▸ **Exercise materials**:

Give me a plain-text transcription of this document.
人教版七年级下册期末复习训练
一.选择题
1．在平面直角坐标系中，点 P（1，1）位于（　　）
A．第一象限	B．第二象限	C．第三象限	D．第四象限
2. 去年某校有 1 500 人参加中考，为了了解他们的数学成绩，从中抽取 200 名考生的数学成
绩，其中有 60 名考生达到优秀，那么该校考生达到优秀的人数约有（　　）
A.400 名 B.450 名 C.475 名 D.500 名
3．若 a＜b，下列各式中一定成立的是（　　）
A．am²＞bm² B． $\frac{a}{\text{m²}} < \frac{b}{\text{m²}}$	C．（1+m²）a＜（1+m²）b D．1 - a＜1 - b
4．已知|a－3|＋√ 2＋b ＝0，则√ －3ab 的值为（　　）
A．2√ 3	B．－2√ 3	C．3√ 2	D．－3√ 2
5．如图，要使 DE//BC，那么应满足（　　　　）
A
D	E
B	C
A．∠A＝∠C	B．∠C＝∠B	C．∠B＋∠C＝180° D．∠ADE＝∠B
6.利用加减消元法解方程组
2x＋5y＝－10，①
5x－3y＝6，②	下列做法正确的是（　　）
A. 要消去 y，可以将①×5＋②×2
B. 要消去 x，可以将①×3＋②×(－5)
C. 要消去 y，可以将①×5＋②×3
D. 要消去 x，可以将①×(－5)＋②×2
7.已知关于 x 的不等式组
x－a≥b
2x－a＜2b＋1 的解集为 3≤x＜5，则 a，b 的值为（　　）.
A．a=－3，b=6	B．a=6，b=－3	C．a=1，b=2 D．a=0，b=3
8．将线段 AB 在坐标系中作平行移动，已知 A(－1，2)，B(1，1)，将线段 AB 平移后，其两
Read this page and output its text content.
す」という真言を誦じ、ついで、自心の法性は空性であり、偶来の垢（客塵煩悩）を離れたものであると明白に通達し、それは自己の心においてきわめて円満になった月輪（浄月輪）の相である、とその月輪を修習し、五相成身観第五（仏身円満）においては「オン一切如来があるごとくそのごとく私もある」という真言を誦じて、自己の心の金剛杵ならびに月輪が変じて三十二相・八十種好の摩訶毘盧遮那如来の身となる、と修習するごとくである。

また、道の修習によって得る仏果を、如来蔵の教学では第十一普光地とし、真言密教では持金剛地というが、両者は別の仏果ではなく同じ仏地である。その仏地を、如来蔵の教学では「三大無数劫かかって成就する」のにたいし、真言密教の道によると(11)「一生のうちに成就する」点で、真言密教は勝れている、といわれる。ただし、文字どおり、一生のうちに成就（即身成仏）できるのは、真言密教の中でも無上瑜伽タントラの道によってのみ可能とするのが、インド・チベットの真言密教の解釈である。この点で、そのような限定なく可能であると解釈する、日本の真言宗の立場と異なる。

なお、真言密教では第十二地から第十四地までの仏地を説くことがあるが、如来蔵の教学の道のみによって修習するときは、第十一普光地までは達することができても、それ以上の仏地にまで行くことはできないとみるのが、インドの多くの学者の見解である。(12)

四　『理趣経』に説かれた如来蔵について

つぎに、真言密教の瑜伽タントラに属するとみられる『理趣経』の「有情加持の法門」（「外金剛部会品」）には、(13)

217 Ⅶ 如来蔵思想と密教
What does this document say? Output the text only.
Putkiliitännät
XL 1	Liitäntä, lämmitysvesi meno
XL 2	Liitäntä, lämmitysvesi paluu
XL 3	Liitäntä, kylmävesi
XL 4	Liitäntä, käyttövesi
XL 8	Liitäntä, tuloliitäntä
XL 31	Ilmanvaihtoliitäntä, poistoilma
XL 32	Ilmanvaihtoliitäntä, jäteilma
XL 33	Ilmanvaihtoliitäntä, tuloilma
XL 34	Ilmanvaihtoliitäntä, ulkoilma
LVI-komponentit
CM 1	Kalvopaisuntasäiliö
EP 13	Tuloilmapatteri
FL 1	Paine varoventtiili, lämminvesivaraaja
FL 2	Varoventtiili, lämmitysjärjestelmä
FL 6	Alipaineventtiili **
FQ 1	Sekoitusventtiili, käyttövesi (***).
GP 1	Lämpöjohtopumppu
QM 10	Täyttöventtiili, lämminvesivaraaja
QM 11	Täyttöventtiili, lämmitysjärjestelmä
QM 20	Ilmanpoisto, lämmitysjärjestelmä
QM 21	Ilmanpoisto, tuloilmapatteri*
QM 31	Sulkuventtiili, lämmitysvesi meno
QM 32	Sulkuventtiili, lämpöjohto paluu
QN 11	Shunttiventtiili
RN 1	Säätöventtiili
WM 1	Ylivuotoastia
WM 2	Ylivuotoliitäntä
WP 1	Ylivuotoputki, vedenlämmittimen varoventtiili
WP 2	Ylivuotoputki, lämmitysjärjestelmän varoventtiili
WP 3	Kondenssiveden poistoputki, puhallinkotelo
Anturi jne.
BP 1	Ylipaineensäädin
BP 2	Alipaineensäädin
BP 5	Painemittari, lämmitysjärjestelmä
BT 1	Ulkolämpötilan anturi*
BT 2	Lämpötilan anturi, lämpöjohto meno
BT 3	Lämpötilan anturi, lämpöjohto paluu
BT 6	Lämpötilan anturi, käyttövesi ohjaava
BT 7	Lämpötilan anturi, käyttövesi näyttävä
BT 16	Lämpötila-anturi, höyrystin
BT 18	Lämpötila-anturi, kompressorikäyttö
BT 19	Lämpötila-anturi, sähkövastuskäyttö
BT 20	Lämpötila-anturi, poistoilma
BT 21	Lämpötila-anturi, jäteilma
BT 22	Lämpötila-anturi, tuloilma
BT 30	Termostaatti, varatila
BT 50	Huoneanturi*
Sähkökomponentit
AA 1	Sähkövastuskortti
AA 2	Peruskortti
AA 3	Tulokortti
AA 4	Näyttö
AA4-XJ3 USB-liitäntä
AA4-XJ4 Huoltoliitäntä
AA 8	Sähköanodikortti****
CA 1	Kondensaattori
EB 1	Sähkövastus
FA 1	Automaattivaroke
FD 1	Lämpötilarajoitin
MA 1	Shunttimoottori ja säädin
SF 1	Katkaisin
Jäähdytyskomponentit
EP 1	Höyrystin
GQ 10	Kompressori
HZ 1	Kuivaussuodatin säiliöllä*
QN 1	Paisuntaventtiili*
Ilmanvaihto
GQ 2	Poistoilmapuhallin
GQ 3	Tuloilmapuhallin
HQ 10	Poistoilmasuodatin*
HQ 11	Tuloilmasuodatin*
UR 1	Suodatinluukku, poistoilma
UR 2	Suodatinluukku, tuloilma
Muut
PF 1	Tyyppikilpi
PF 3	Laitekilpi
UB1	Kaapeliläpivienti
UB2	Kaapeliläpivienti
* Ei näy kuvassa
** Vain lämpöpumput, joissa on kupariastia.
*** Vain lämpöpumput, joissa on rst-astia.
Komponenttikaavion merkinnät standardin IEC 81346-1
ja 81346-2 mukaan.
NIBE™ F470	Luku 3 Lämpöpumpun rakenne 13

▸ **What the exercise asks**:
Print the listing above in full, exactly as it is.

▸ **Result of the task**:
Give me a plain-text transcription of this document.
人教版七年级下册期末复习训练
一.选择题
1．在平面直角坐标系中，点 P（1，1）位于（　　）
A．第一象限	B．第二象限	C．第三象限	D．第四象限
2. 去年某校有 1 500 人参加中考，为了了解他们的数学成绩，从中抽取 200 名考生的数学成
绩，其中有 60 名考生达到优秀，那么该校考生达到优秀的人数约有（　　）
A.400 名 B.450 名 C.475 名 D.500 名
3．若 a＜b，下列各式中一定成立的是（　　）
A．am²＞bm² B． $\frac{a}{\text{m²}} < \frac{b}{\text{m²}}$	C．（1+m²）a＜（1+m²）b D．1 - a＜1 - b
4．已知|a－3|＋√ 2＋b ＝0，则√ －3ab 的值为（　　）
A．2√ 3	B．－2√ 3	C．3√ 2	D．－3√ 2
5．如图，要使 DE//BC，那么应满足（　　　　）
A
D	E
B	C
A．∠A＝∠C	B．∠C＝∠B	C．∠B＋∠C＝180° D．∠ADE＝∠B
6.利用加减消元法解方程组
2x＋5y＝－10，①
5x－3y＝6，②	下列做法正确的是（　　）
A. 要消去 y，可以将①×5＋②×2
B. 要消去 x，可以将①×3＋②×(－5)
C. 要消去 y，可以将①×5＋②×3
D. 要消去 x，可以将①×(－5)＋②×2
7.已知关于 x 的不等式组
x－a≥b
2x－a＜2b＋1 的解集为 3≤x＜5，则 a，b 的值为（　　）.
A．a=－3，b=6	B．a=6，b=－3	C．a=1，b=2 D．a=0，b=3
8．将线段 AB 在坐标系中作平行移动，已知 A(－1，2)，B(1，1)，将线段 AB 平移后，其两
Read this page and output its text content.
す」という真言を誦じ、ついで、自心の法性は空性であり、偶来の垢（客塵煩悩）を離れたものであると明白に通達し、それは自己の心においてきわめて円満になった月輪（浄月輪）の相である、とその月輪を修習し、五相成身観第五（仏身円満）においては「オン一切如来があるごとくそのごとく私もある」という真言を誦じて、自己の心の金剛杵ならびに月輪が変じて三十二相・八十種好の摩訶毘盧遮那如来の身となる、と修習するごとくである。

また、道の修習によって得る仏果を、如来蔵の教学では第十一普光地とし、真言密教では持金剛地というが、両者は別の仏果ではなく同じ仏地である。その仏地を、如来蔵の教学では「三大無数劫かかって成就する」のにたいし、真言密教の道によると(11)「一生のうちに成就する」点で、真言密教は勝れている、といわれる。ただし、文字どおり、一生のうちに成就（即身成仏）できるのは、真言密教の中でも無上瑜伽タントラの道によってのみ可能とするのが、インド・チベットの真言密教の解釈である。この点で、そのような限定なく可能であると解釈する、日本の真言宗の立場と異なる。

なお、真言密教では第十二地から第十四地までの仏地を説くことがあるが、如来蔵の教学の道のみによって修習するときは、第十一普光地までは達することができても、それ以上の仏地にまで行くことはできないとみるのが、インドの多くの学者の見解である。(12)

四　『理趣経』に説かれた如来蔵について

つぎに、真言密教の瑜伽タントラに属するとみられる『理趣経』の「有情加持の法門」（「外金剛部会品」）には、(13)

217 Ⅶ 如来蔵思想と密教
What does this document say? Output the text only.
Putkiliitännät
XL 1	Liitäntä, lämmitysvesi meno
XL 2	Liitäntä, lämmitysvesi paluu
XL 3	Liitäntä, kylmävesi
XL 4	Liitäntä, käyttövesi
XL 8	Liitäntä, tuloliitäntä
XL 31	Ilmanvaihtoliitäntä, poistoilma
XL 32	Ilmanvaihtoliitäntä, jäteilma
XL 33	Ilmanvaihtoliitäntä, tuloilma
XL 34	Ilmanvaihtoliitäntä, ulkoilma
LVI-komponentit
CM 1	Kalvopaisuntasäiliö
EP 13	Tuloilmapatteri
FL 1	Paine varoventtiili, lämminvesivaraaja
FL 2	Varoventtiili, lämmitysjärjestelmä
FL 6	Alipaineventtiili **
FQ 1	Sekoitusventtiili, käyttövesi (***).
GP 1	Lämpöjohtopumppu
QM 10	Täyttöventtiili, lämminvesivaraaja
QM 11	Täyttöventtiili, lämmitysjärjestelmä
QM 20	Ilmanpoisto, lämmitysjärjestelmä
QM 21	Ilmanpoisto, tuloilmapatteri*
QM 31	Sulkuventtiili, lämmitysvesi meno
QM 32	Sulkuventtiili, lämpöjohto paluu
QN 11	Shunttiventtiili
RN 1	Säätöventtiili
WM 1	Ylivuotoastia
WM 2	Ylivuotoliitäntä
WP 1	Ylivuotoputki, vedenlämmittimen varoventtiili
WP 2	Ylivuotoputki, lämmitysjärjestelmän varoventtiili
WP 3	Kondenssiveden poistoputki, puhallinkotelo
Anturi jne.
BP 1	Ylipaineensäädin
BP 2	Alipaineensäädin
BP 5	Painemittari, lämmitysjärjestelmä
BT 1	Ulkolämpötilan anturi*
BT 2	Lämpötilan anturi, lämpöjohto meno
BT 3	Lämpötilan anturi, lämpöjohto paluu
BT 6	Lämpötilan anturi, käyttövesi ohjaava
BT 7	Lämpötilan anturi, käyttövesi näyttävä
BT 16	Lämpötila-anturi, höyrystin
BT 18	Lämpötila-anturi, kompressorikäyttö
BT 19	Lämpötila-anturi, sähkövastuskäyttö
BT 20	Lämpötila-anturi, poistoilma
BT 21	Lämpötila-anturi, jäteilma
BT 22	Lämpötila-anturi, tuloilma
BT 30	Termostaatti, varatila
BT 50	Huoneanturi*
Sähkökomponentit
AA 1	Sähkövastuskortti
AA 2	Peruskortti
AA 3	Tulokortti
AA 4	Näyttö
AA4-XJ3 USB-liitäntä
AA4-XJ4 Huoltoliitäntä
AA 8	Sähköanodikortti****
CA 1	Kondensaattori
EB 1	Sähkövastus
FA 1	Automaattivaroke
FD 1	Lämpötilarajoitin
MA 1	Shunttimoottori ja säädin
SF 1	Katkaisin
Jäähdytyskomponentit
EP 1	Höyrystin
GQ 10	Kompressori
HZ 1	Kuivaussuodatin säiliöllä*
QN 1	Paisuntaventtiili*
Ilmanvaihto
GQ 2	Poistoilmapuhallin
GQ 3	Tuloilmapuhallin
HQ 10	Poistoilmasuodatin*
HQ 11	Tuloilmasuodatin*
UR 1	Suodatinluukku, poistoilma
UR 2	Suodatinluukku, tuloilma
Muut
PF 1	Tyyppikilpi
PF 3	Laitekilpi
UB1	Kaapeliläpivienti
UB2	Kaapeliläpivienti
* Ei näy kuvassa
** Vain lämpöpumput, joissa on kupariastia.
*** Vain lämpöpumput, joissa on rst-astia.
Komponenttikaavion merkinnät standardin IEC 81346-1
ja 81346-2 mukaan.
NIBE™ F470	Luku 3 Lämpöpumpun rakenne 13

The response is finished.